▶ PROMPT 1
According to the passage on AI investing, by what percentage did the Morningstar Global Artificial Intelligence & Big Data Consensus Index outperform the broader Morningstar Global Target Market Exposure Index, and over what period?
▶ PROMPT 2
Carry on the passage about AI investing, picking up right after its final sentence.

▶ GIVEN PASSAGE
########################################

Recognizing the risks
One of the most highly publicized risks of AI is misinformation. Generative AI can produce content that sounds authoritative but isn’t always accurate. Because it learns from past information, AI can pick up and reinforce biases hidden in the historical. If companies fail to manage these risks, they may face consequences like loss of credibility and diminished customer trust, which can affect market performance.
Privacy is another major concern as governments tighten AI regulations. Future compliance requirements may require companies to invest in auditing and safety measures. That can slow the pace of AI adoption and increase compliance costs, which can put pressure on profit margins.
Finding balance
Backed by the most widely held AI stocks, the Morningstar Global Artificial Intelligence & Big Data Consensus Index outperformed the broader Morningstar Global Target Market Exposure Index by 35% from November 2022 to May 2025.* However, this outperformance came with higher volatility and steeper declines, reflecting the risk of investing in emerging, high-growth technologies.
There are multiple vehicles through which you can invest in AI. One approach is to potentially reduce your risk by investing in exchange-traded funds or mutual funds that offer broader exposure to AI. This approach relies less on picking a winner and more on investing in AI’s overall potential across industries. You may also want to consider your personal values, to ensure you’re comfortable with where your money is invested.
As with any investment, it’s important to consider the benefits and risks in alignment with your big-picture financial situation and goals. AI may be an exciting investment prospect, but it deserves the same careful considerations as any other investment in a well-diversified portfolio.

########################################

(Records from a collection)
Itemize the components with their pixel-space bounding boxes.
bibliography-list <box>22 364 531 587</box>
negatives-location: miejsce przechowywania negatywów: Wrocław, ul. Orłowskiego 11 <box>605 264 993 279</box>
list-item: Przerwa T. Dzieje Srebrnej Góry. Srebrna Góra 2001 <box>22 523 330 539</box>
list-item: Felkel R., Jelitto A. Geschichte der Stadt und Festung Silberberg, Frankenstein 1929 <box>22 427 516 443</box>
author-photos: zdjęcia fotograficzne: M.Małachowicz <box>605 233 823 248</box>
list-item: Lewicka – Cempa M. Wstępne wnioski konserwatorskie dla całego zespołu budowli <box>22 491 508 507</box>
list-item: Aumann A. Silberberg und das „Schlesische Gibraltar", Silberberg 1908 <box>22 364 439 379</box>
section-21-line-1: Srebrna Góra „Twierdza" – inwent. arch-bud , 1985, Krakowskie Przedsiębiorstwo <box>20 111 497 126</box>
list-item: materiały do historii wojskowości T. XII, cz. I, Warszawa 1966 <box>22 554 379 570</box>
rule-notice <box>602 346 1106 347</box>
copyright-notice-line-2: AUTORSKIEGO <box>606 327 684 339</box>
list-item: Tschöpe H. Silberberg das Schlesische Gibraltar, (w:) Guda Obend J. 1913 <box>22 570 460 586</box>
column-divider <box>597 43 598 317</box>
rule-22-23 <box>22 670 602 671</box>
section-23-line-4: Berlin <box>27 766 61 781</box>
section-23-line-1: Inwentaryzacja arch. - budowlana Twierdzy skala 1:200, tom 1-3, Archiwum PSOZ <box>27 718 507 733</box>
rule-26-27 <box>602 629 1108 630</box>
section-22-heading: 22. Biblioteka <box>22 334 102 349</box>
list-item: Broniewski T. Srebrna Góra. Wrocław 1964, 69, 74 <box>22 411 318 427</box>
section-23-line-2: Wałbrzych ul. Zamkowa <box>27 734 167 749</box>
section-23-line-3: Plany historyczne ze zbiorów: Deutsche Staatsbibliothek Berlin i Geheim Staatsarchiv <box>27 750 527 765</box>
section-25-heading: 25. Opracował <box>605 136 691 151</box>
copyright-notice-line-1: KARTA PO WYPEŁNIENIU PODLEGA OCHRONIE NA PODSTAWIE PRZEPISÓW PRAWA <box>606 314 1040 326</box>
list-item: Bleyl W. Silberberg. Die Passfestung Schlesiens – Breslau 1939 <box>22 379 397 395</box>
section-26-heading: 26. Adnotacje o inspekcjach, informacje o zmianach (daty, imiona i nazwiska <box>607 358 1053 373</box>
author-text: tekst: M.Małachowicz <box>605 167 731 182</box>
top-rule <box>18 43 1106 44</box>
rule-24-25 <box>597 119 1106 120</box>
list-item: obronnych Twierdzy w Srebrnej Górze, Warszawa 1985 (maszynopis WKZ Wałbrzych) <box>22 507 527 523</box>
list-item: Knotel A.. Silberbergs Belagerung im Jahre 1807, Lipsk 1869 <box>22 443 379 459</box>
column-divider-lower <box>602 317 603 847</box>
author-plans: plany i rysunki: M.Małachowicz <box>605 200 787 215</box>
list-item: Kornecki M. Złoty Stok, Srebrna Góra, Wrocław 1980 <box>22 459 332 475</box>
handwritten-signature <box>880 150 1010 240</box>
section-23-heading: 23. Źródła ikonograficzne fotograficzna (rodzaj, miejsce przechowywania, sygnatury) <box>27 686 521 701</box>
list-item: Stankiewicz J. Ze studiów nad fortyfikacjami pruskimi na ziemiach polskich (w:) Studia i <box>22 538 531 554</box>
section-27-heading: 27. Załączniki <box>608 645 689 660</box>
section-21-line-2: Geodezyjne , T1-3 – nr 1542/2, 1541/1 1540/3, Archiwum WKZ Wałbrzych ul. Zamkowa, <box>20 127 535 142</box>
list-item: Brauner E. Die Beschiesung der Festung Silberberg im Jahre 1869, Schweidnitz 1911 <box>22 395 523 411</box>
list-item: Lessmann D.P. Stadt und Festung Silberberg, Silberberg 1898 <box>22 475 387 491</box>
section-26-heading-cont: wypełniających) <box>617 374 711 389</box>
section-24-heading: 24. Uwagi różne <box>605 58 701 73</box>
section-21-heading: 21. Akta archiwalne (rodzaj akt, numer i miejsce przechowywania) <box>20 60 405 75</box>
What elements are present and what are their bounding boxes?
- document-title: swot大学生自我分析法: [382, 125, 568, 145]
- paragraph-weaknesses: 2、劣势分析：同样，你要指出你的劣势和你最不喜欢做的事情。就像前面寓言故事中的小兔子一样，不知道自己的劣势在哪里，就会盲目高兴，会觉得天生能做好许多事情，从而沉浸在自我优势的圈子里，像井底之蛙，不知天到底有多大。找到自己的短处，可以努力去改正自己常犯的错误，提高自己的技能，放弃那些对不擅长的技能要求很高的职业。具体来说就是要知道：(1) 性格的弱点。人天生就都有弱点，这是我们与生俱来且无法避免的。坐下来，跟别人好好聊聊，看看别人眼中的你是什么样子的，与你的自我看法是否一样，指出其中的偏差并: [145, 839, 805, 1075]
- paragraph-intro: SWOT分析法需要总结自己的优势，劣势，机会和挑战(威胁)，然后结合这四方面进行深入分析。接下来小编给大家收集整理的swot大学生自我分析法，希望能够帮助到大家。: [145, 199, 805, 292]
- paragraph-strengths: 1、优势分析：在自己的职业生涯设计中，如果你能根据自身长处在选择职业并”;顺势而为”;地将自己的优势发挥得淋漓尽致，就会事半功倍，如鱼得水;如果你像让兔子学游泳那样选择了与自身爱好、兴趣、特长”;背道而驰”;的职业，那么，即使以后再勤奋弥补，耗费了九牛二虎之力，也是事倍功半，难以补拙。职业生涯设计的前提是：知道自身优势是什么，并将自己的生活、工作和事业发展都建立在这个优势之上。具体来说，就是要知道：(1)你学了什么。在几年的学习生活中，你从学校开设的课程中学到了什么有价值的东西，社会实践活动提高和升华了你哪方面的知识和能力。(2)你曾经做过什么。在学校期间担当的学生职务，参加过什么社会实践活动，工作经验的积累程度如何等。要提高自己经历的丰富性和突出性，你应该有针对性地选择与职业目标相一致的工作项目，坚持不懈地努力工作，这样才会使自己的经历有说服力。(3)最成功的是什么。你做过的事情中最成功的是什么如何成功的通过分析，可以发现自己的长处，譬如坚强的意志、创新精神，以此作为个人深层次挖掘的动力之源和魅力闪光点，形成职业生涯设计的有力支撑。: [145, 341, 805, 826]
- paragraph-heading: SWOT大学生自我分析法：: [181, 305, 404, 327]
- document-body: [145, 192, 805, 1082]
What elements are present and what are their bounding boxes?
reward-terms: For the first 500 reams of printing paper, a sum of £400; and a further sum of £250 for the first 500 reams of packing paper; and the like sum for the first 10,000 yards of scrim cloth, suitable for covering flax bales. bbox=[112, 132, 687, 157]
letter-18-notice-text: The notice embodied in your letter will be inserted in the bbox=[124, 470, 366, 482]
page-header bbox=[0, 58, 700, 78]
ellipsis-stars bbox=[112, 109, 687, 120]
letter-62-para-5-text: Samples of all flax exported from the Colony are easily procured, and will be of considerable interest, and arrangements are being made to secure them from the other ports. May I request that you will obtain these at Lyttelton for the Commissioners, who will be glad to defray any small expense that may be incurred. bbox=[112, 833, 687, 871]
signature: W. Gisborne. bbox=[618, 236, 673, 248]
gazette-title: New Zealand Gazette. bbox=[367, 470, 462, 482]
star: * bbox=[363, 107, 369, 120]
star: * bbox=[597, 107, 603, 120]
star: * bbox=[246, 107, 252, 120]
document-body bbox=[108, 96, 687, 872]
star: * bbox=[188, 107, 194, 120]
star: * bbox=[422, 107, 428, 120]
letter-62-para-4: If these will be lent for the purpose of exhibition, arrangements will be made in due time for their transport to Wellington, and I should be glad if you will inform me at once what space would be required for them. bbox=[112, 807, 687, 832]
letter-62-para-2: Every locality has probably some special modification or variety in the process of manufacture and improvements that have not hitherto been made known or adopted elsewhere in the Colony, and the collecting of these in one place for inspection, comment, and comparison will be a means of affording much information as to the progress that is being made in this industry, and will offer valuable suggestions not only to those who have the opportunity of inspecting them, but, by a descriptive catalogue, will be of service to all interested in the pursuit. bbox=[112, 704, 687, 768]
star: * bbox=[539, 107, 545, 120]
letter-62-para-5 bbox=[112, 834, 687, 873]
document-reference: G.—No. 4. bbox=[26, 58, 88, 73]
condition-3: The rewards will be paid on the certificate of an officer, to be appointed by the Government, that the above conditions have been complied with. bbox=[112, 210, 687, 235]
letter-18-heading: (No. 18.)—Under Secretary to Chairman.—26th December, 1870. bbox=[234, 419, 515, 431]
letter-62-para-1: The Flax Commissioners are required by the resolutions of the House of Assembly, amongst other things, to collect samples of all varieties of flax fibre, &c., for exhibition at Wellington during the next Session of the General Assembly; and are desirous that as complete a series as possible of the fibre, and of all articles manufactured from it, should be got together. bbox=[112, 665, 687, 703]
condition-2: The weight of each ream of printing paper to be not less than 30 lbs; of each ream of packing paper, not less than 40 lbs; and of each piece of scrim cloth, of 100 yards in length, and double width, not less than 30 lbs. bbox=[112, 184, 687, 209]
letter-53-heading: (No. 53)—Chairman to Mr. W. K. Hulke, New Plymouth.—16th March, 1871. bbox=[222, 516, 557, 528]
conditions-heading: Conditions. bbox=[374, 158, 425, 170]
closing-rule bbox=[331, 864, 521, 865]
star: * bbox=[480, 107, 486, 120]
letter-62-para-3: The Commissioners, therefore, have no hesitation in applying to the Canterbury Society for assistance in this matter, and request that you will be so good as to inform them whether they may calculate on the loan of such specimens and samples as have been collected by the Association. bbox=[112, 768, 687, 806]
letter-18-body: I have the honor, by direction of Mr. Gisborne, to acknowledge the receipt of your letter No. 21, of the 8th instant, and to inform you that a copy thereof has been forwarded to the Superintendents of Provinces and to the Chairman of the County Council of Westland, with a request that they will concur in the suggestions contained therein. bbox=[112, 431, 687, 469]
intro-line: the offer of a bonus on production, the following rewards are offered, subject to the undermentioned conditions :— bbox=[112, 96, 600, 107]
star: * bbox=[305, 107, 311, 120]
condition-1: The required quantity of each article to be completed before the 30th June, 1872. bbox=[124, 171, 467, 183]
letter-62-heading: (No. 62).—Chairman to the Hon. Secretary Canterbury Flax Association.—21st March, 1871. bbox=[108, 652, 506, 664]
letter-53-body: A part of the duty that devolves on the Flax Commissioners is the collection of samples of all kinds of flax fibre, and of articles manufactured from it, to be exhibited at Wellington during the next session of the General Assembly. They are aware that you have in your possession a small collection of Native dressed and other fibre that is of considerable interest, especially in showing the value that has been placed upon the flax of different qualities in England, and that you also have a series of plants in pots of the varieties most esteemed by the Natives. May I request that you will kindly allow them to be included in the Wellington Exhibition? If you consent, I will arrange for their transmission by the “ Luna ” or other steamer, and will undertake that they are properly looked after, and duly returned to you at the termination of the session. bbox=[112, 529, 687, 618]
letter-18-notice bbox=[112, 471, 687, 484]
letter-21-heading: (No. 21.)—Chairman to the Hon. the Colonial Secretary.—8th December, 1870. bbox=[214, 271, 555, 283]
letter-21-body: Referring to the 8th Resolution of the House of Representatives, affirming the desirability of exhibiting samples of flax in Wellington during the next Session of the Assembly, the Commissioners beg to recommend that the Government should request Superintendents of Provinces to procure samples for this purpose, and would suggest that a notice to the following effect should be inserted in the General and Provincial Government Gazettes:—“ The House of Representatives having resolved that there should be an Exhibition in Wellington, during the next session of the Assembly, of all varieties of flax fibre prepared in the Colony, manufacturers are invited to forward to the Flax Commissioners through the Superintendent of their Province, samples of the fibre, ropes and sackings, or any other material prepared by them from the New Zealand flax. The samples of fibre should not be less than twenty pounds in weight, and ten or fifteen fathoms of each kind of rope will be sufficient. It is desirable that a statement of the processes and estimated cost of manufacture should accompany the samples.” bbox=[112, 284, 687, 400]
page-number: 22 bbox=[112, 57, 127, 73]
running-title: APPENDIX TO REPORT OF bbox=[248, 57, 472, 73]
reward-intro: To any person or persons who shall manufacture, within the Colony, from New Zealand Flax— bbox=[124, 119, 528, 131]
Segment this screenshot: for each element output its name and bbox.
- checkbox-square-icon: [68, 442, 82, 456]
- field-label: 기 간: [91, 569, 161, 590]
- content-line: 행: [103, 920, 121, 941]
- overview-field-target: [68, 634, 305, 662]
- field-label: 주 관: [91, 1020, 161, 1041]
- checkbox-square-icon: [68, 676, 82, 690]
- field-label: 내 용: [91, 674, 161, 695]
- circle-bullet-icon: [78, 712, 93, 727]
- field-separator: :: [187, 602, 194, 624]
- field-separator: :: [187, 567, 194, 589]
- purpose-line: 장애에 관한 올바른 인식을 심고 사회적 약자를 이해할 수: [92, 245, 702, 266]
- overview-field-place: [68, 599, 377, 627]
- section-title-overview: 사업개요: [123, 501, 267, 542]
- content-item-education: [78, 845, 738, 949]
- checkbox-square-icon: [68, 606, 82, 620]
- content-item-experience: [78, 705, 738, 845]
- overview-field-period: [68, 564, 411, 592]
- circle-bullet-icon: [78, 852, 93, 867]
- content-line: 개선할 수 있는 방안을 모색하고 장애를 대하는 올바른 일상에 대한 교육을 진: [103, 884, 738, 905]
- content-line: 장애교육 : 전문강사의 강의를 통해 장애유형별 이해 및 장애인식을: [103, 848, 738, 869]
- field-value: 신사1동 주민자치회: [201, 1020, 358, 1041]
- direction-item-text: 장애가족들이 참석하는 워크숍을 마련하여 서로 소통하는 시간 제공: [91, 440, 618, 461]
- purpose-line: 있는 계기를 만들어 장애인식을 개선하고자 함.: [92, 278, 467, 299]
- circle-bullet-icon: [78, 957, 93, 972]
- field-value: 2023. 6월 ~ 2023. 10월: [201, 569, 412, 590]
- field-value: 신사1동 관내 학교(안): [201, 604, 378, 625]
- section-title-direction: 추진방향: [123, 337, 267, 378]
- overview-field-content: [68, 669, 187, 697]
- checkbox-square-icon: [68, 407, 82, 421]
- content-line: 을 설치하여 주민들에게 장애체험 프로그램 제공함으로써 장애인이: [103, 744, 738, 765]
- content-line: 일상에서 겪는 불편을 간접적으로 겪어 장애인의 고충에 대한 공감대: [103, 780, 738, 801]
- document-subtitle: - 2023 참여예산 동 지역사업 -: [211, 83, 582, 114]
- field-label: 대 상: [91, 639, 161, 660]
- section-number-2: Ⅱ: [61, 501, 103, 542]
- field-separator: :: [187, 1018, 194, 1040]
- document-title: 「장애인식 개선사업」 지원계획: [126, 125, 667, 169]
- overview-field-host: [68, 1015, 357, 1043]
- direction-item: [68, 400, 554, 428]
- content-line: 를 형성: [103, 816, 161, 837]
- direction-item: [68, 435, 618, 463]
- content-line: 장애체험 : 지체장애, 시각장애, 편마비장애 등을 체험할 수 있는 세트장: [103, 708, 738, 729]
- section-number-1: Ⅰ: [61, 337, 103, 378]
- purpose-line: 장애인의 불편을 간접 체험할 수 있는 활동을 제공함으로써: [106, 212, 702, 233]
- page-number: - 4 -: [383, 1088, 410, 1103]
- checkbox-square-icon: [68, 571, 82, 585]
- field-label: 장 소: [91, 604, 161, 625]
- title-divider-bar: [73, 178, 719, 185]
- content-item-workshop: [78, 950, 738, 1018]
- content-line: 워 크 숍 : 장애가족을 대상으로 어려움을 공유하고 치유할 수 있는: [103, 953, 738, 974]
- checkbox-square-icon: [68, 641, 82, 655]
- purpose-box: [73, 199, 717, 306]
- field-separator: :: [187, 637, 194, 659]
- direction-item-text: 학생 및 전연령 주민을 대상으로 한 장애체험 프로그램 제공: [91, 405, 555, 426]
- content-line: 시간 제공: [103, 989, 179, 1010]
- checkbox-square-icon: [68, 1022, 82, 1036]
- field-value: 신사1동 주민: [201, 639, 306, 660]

########################################

▶ WRITTEN ANSWER 1
It outperformed by 35% from November 2022 to May 2025.

▶ WRITTEN ANSWER 2
*This article is for informational purposes only and is not a recommendation. There is no assurance the trends mentioned will continue or that the forecasts discussed will be realized. Past performance may not be indicative of future results. The market value of securities fluctuates and you may incur a profit or a loss. This analysis does not include transaction costs which would reduce an investor's return. The Morningstar Global Artificial Intelligence & Big Data Consensus Index is a thematic equity index designed to provide exposure to companies that are widely held by funds targeting the Artificial Intelligence (AI) and Big Data investment themes. The Morningstar Global Target Market Exposure Index is a broad equity benchmark designed to represent the performance of large- and mid-cap stocks across both developed and emerging markets. There is no assurance any investment strategy will be successful. Investing involves risk and investors may incur a profit or a loss. The companies engaged in the technology industry are subject to fierce competition and their products and services may be subject to rapid obsolescence. Diversification does not ensure a profit or protect against a loss.